OBJECTIVE
Select from the records below every line that has the word "text" in it.

Saved entries
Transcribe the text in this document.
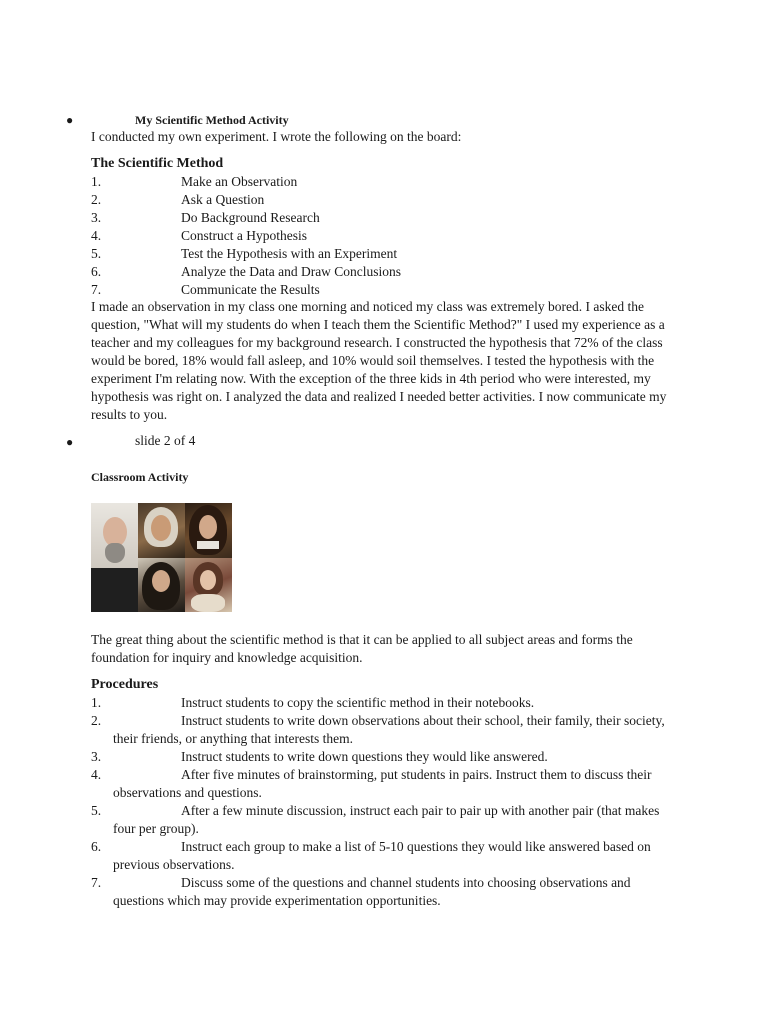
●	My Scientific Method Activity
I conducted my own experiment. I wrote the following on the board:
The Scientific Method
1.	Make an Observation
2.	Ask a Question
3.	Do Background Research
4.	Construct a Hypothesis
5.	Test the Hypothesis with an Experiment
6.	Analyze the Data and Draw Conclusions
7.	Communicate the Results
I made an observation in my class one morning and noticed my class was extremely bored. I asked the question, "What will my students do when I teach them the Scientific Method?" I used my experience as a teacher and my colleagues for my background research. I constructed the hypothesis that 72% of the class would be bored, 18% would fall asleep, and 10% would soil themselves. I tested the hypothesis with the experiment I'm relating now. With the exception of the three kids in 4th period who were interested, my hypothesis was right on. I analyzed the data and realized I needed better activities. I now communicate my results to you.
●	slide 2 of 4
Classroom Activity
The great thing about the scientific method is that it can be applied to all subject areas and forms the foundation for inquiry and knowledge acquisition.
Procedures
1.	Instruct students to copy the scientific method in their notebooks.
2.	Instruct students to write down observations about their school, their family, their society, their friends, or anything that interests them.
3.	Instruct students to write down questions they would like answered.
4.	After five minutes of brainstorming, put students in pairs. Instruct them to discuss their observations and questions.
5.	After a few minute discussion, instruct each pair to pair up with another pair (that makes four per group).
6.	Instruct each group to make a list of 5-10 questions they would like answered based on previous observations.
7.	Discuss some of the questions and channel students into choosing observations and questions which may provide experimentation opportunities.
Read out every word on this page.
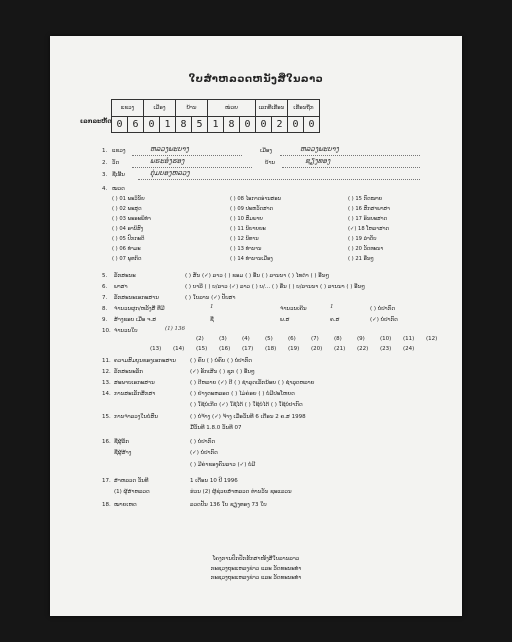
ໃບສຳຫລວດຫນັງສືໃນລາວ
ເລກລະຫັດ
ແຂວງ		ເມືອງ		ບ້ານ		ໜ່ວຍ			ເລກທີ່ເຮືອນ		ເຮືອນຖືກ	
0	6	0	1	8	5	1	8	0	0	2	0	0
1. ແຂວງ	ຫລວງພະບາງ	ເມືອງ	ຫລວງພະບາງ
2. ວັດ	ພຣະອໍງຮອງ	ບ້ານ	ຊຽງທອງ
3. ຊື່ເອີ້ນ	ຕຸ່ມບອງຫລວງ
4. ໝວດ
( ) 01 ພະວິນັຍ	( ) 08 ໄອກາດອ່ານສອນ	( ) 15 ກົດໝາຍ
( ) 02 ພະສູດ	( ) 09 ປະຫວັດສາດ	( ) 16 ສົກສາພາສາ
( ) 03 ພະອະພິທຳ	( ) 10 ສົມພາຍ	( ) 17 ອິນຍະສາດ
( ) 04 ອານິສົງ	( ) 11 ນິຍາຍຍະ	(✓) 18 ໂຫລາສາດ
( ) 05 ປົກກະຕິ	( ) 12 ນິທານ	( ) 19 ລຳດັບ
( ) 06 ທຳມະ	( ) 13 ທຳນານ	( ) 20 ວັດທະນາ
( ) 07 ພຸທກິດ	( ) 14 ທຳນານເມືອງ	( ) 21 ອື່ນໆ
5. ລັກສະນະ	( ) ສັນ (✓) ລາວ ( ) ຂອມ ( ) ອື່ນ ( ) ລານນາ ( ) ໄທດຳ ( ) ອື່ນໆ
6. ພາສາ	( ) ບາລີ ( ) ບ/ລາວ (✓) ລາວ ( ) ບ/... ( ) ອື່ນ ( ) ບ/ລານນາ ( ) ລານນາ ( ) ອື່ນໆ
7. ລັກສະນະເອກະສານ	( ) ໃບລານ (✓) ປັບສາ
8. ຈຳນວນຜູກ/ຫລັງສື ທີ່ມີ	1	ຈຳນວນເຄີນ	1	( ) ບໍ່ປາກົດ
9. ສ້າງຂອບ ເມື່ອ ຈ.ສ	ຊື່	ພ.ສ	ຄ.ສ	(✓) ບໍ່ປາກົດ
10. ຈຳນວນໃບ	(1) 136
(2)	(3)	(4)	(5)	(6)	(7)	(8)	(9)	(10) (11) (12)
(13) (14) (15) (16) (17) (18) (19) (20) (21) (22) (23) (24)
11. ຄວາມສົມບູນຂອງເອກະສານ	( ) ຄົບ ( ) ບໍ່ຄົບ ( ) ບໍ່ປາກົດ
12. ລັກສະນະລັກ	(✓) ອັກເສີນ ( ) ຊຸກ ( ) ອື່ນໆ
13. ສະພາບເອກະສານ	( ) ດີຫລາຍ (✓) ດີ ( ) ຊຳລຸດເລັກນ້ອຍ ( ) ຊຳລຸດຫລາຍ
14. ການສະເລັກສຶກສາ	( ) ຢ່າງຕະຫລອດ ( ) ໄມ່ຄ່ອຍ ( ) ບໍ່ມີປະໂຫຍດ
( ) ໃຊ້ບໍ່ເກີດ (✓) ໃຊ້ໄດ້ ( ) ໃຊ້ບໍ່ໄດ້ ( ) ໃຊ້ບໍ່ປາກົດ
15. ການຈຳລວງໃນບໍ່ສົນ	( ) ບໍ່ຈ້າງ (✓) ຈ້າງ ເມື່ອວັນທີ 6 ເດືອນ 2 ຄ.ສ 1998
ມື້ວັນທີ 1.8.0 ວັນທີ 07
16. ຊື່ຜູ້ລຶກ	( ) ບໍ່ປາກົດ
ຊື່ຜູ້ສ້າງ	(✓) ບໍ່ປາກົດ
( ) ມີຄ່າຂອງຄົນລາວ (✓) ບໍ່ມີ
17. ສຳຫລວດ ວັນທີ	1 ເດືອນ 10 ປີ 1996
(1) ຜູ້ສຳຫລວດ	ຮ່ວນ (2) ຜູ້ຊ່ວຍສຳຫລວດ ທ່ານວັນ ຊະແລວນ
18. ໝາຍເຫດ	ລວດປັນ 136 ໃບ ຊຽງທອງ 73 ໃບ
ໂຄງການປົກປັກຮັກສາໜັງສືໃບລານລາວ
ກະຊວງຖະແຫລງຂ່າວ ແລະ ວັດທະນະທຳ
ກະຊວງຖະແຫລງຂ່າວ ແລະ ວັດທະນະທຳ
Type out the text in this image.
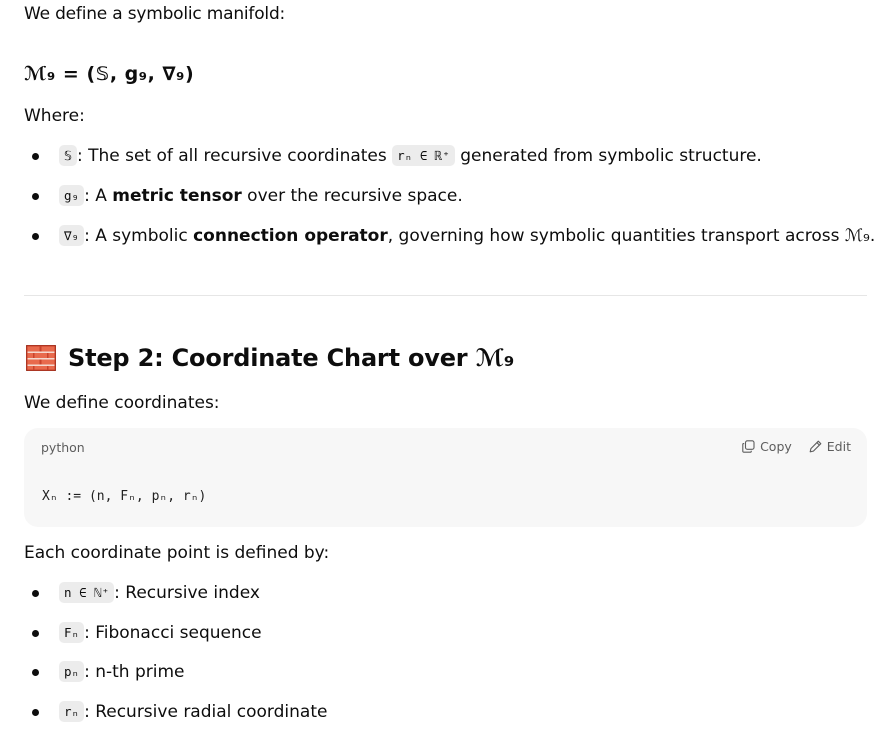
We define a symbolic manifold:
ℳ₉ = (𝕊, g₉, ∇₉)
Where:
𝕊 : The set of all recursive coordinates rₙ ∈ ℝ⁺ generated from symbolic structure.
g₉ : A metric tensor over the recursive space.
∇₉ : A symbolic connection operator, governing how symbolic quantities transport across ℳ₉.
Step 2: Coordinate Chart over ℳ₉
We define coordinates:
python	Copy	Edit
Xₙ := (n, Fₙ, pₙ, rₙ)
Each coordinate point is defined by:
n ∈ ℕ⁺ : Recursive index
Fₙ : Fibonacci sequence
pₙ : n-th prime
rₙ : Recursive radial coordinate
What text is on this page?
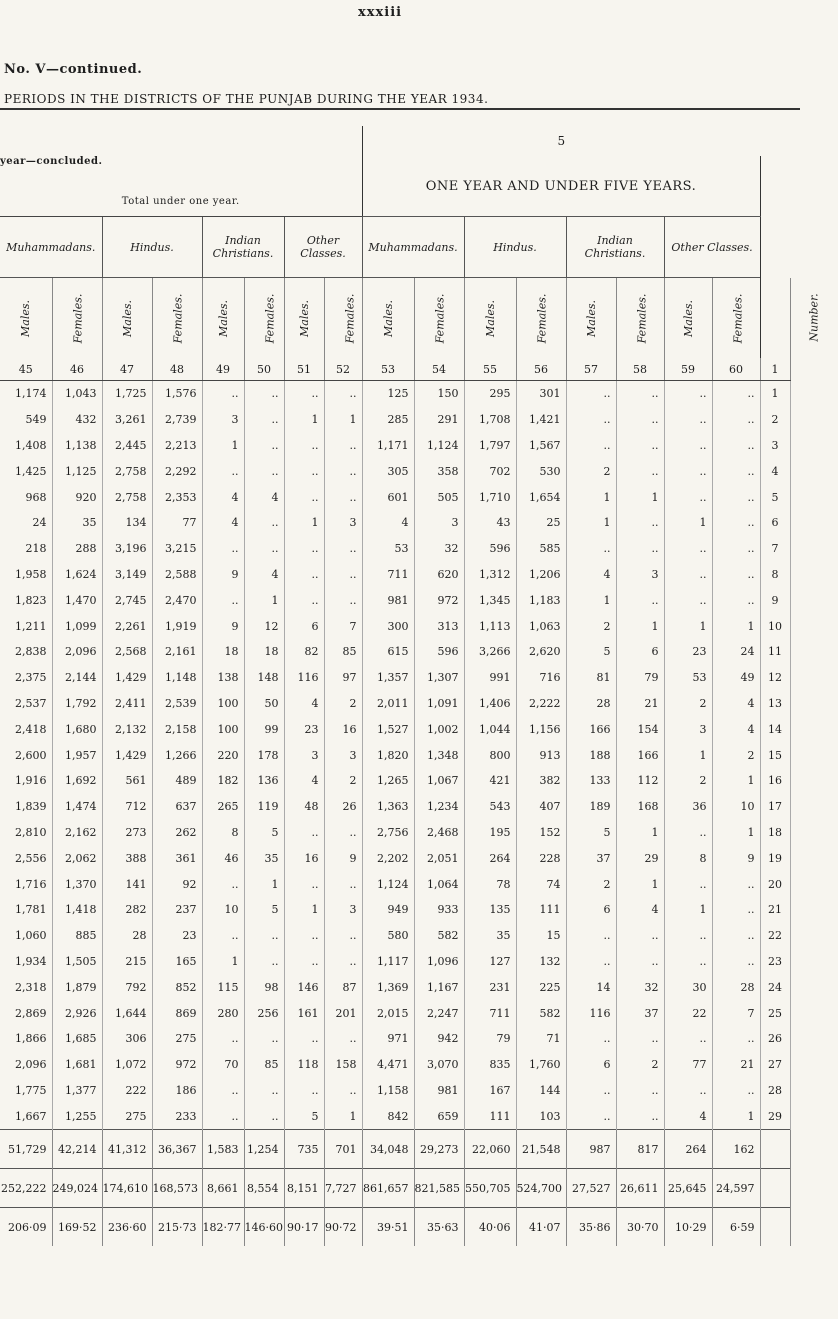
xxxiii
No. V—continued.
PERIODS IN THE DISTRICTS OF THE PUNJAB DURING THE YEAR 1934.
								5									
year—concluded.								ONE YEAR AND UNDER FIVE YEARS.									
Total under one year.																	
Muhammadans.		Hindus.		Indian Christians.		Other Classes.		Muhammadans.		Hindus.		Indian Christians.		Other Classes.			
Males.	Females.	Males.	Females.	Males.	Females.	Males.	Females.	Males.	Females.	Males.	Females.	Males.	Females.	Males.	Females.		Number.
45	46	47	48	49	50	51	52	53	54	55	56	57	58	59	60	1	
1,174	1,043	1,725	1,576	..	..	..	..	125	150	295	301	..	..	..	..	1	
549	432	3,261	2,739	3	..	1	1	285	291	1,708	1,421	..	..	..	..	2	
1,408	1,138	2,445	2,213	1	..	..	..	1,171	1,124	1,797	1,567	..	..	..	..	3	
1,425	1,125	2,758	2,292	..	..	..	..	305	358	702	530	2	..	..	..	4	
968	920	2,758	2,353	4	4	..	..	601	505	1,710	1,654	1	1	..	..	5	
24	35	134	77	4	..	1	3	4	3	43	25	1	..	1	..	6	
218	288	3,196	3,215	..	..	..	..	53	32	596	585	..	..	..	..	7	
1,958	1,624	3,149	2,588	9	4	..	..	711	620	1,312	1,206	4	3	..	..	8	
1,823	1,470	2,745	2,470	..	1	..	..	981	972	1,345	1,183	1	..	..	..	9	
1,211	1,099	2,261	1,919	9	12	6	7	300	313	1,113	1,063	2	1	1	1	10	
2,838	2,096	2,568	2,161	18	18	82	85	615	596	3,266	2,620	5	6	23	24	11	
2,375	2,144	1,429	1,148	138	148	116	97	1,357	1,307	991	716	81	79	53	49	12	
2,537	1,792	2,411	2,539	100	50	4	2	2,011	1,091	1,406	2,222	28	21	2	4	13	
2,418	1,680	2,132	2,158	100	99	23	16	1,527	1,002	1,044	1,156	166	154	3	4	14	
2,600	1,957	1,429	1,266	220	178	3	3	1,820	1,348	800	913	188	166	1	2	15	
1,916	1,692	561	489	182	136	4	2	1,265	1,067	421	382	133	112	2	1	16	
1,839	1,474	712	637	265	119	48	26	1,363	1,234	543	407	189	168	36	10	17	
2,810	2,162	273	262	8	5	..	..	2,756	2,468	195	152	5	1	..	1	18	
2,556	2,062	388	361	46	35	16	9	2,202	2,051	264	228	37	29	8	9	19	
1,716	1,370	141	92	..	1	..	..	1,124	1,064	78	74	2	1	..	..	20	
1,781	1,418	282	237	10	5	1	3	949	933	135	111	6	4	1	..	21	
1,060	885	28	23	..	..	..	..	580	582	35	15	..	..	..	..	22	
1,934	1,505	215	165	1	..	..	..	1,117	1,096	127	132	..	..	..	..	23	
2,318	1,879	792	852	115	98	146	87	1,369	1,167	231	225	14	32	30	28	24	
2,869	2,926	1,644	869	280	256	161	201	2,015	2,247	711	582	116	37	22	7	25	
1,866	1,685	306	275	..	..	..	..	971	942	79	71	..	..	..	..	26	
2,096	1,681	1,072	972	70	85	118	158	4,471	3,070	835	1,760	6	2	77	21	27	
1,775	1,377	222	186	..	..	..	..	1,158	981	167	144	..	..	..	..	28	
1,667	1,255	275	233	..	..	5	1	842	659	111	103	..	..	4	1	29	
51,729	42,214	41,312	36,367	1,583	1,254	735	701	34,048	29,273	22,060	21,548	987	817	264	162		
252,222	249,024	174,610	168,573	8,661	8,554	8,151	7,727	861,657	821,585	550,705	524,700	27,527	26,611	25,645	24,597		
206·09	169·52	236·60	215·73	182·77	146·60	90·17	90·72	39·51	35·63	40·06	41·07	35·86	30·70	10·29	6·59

IN RESPONSE
Transcribe the text in this document.
Type out the text in this image.
What text is on this page?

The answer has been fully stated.